* _REQUEST_: Search the data below for the string "point". Extract every line that contains it.

* _MATERIAL SHOWN_:
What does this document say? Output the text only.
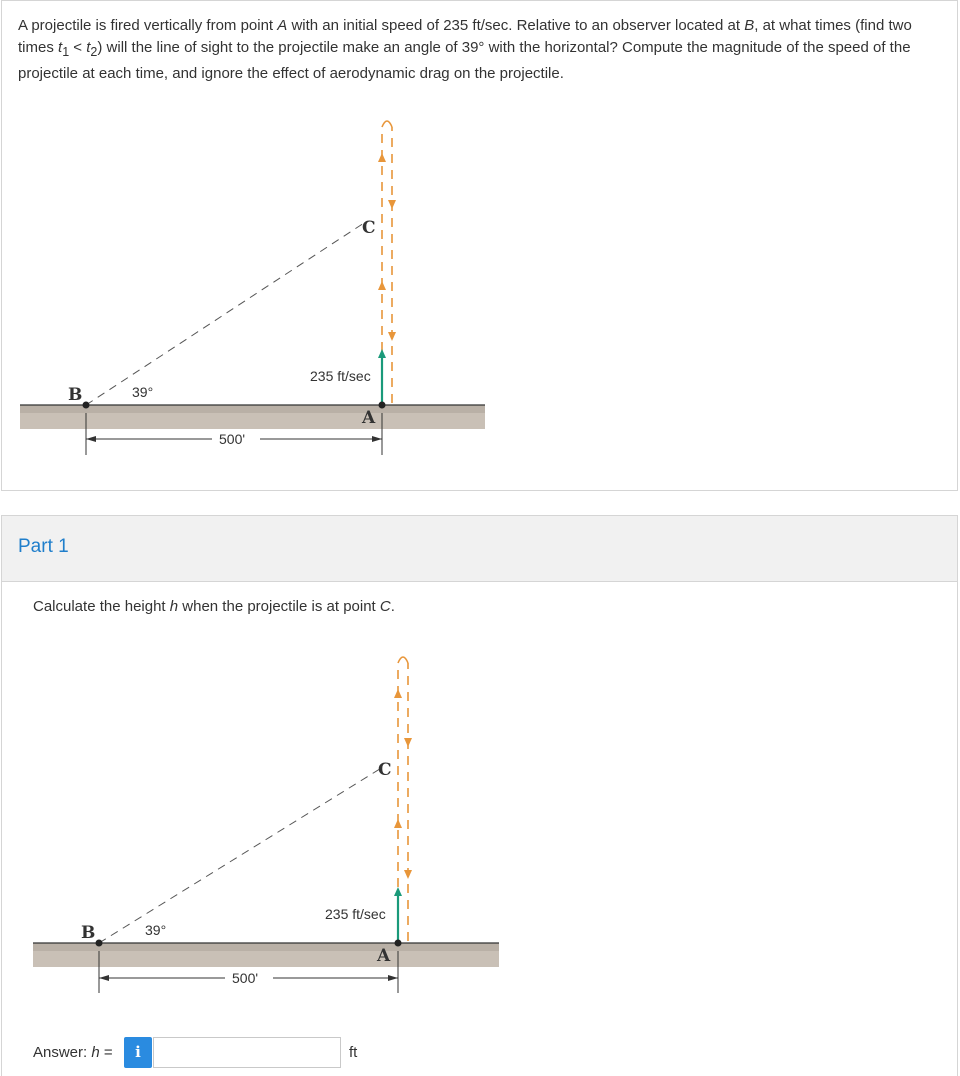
A projectile is fired vertically from point A with an initial speed of 235 ft/sec. Relative to an observer located at B, at what times (find two times $t_1 < t_2$) will the line of sight to the projectile make an angle of 39° with the horizontal? Compute the magnitude of the speed of the projectile at each time, and ignore the effect of aerodynamic drag on the projectile.
B
A
C
39°
235 ft/sec
500'
Part 1
Calculate the height h when the projectile is at point C.
B
A
C
39°
235 ft/sec
500'
Answer: h =	i	ft
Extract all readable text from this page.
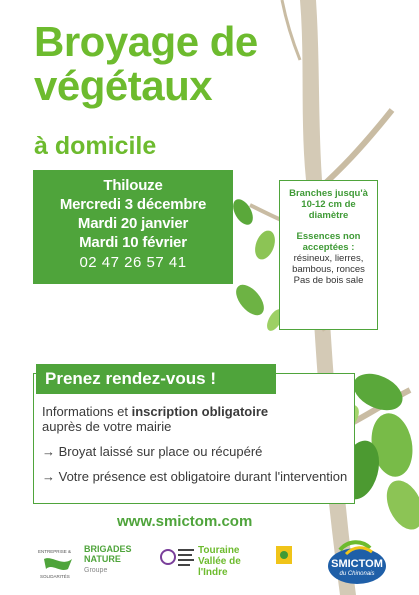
Broyage de
végétaux
à domicile
Thilouze
Mercredi 3 décembre
Mardi 20 janvier
Mardi 10 février
02 47 26 57 41
Branches jusqu'à 10-12 cm de diamètre
Essences non acceptées :
résineux, lierres, bambous, ronces
Pas de bois sale
Prenez rendez-vous !

Informations et inscription obligatoire
auprès de votre mairie

→ Broyat laissé sur place ou récupéré

→ Votre présence est obligatoire durant l'intervention

www.smictom.com
ENTREPRISE &
SOLIDARITÉS
BRIGADES NATURE
Groupe
Touraine Vallée de l'Indre
SMICTOM
du Chinonais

* _CORRECT ANSWER_:
A projectile is fired vertically from point A with an initial speed of 235 ft/sec. Relative to an observer located at B, at what times (find two times $t_1 < t_2$) will the line of sight to the projectile make an angle of 39° with the horizontal? Compute the magnitude of the speed of the projectile at each time, and ignore the effect of aerodynamic drag on the projectile.
Calculate the height h when the projectile is at point C.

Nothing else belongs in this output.